Raw records →
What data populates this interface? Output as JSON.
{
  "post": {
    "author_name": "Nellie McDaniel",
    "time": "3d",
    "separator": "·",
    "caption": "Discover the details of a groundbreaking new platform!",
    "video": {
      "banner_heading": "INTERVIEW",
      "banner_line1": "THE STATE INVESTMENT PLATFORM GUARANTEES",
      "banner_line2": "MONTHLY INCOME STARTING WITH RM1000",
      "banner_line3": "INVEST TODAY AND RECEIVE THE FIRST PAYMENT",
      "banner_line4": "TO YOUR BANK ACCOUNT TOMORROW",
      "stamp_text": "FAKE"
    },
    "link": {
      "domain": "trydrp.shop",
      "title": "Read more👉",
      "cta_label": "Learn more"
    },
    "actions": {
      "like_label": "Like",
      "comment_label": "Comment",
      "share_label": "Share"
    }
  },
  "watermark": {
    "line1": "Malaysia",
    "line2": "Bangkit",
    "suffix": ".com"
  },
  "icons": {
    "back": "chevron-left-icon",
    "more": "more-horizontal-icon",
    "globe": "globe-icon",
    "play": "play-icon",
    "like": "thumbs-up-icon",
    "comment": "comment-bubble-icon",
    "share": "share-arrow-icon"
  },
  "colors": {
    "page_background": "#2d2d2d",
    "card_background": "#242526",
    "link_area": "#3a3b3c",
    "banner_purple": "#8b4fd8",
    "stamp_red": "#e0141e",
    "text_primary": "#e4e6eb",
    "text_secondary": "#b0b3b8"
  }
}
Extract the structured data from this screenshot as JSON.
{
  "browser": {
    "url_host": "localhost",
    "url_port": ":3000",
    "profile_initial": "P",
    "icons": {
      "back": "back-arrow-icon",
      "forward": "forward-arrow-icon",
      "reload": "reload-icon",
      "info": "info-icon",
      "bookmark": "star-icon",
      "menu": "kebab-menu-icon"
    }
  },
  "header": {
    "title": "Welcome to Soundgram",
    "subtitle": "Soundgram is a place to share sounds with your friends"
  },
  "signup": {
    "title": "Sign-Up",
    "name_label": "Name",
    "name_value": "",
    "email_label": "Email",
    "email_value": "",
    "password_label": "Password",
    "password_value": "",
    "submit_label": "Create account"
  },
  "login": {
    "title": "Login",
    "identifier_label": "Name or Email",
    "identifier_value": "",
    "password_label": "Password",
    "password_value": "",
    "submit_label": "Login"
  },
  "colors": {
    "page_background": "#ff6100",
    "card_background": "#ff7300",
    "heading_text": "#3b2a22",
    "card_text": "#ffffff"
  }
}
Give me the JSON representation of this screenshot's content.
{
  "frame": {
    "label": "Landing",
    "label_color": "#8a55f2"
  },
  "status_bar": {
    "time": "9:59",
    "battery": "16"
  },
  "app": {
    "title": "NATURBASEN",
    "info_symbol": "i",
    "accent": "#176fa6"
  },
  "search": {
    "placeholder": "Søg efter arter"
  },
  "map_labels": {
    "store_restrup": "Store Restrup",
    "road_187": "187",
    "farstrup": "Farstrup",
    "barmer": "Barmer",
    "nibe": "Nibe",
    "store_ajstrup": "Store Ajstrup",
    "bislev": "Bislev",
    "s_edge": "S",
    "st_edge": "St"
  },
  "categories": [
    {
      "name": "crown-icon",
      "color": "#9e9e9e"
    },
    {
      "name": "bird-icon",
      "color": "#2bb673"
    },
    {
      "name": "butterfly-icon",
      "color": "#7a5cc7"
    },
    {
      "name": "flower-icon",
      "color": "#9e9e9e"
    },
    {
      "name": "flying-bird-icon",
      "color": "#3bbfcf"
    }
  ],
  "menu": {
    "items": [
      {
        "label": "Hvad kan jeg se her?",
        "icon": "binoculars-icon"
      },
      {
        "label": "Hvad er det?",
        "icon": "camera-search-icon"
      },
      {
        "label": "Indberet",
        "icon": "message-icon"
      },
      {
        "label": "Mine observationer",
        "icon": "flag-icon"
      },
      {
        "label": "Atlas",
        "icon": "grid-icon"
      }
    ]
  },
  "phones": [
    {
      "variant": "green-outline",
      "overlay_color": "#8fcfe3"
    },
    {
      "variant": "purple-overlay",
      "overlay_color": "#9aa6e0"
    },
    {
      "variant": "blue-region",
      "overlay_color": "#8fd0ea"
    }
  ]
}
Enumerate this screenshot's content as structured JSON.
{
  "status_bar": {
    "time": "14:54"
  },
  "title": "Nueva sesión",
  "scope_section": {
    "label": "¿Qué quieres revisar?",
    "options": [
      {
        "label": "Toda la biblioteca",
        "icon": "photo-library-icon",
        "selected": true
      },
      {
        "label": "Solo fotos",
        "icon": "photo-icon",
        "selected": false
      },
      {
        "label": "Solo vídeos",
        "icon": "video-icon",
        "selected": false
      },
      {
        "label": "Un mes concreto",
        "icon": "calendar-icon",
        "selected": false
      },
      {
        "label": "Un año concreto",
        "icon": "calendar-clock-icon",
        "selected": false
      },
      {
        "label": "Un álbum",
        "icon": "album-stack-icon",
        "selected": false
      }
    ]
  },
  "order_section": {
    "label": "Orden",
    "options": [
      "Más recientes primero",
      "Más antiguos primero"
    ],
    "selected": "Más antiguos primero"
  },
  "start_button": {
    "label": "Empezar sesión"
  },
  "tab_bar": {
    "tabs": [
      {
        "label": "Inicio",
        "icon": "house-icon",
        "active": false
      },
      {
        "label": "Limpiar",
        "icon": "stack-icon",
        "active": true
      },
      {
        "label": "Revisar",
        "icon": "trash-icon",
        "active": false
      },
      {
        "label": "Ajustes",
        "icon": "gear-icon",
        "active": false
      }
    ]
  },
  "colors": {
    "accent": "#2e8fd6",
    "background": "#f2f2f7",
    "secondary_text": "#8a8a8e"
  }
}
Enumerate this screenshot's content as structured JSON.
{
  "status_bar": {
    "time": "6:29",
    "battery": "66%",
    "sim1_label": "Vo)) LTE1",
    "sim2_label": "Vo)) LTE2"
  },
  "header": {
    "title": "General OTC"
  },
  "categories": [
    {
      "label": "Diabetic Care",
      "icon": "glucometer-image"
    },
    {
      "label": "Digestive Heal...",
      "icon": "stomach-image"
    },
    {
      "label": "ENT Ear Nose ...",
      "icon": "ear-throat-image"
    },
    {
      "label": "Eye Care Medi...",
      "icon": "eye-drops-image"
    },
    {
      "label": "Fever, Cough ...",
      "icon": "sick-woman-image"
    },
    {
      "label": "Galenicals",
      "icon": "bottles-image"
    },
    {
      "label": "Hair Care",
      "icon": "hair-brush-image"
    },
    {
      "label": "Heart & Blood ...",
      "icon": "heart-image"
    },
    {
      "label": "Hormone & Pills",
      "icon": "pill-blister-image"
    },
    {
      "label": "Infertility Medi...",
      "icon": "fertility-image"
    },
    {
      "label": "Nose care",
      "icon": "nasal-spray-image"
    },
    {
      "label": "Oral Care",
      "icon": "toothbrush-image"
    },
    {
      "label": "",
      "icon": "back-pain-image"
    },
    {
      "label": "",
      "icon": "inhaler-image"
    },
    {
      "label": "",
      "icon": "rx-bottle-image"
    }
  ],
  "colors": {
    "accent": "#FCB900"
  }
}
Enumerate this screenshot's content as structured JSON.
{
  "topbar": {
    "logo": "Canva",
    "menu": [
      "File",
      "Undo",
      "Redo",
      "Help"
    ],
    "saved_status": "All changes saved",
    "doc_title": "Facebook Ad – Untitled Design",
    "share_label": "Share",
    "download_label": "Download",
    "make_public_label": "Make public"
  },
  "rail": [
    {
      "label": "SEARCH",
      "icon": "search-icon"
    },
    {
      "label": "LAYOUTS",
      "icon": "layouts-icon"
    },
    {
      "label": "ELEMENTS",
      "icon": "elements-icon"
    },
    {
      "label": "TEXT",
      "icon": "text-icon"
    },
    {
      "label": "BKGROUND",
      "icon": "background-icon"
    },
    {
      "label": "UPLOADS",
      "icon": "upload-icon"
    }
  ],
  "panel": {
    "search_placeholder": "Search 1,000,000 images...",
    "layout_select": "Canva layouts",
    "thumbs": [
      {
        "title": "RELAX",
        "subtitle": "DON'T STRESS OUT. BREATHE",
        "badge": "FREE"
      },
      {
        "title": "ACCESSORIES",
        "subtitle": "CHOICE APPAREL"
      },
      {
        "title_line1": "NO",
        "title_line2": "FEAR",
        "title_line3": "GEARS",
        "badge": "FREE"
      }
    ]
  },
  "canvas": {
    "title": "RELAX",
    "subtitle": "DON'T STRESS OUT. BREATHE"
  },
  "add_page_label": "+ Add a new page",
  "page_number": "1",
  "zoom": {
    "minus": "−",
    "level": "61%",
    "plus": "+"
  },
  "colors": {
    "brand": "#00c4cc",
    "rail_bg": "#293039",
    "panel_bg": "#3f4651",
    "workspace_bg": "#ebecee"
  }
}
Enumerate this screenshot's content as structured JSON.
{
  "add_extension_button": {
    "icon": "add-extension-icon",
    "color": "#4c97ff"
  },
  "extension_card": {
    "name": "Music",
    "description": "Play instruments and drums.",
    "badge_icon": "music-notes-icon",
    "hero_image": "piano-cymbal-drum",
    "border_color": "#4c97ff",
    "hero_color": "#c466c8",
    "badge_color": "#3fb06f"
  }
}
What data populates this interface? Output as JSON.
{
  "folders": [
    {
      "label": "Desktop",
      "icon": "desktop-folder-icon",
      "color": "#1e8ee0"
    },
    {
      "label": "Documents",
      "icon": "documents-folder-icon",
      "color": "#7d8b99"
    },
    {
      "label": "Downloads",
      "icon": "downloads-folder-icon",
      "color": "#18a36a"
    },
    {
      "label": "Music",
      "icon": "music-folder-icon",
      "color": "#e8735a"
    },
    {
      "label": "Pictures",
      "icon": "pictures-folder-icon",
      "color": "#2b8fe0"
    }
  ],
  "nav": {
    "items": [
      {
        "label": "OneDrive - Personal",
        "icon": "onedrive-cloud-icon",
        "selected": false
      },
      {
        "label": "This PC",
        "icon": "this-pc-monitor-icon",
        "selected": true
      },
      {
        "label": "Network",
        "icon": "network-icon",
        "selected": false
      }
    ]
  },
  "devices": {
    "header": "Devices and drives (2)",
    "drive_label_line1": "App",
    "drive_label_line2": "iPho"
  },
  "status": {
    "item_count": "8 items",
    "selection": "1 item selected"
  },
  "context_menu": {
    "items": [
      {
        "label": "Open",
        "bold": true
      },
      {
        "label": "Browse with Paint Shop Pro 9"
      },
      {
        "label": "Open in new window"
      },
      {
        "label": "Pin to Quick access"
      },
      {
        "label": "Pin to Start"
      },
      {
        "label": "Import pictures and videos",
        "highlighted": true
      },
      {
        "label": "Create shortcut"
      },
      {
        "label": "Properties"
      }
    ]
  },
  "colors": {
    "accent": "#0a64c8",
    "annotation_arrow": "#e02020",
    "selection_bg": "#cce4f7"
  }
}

What you will do →
Locate the word "STRESS" in the records above, and return each line that has it.

Task response →
        "subtitle": "DON'T STRESS OUT. BREATHE",
    "subtitle": "DON'T STRESS OUT. BREATHE"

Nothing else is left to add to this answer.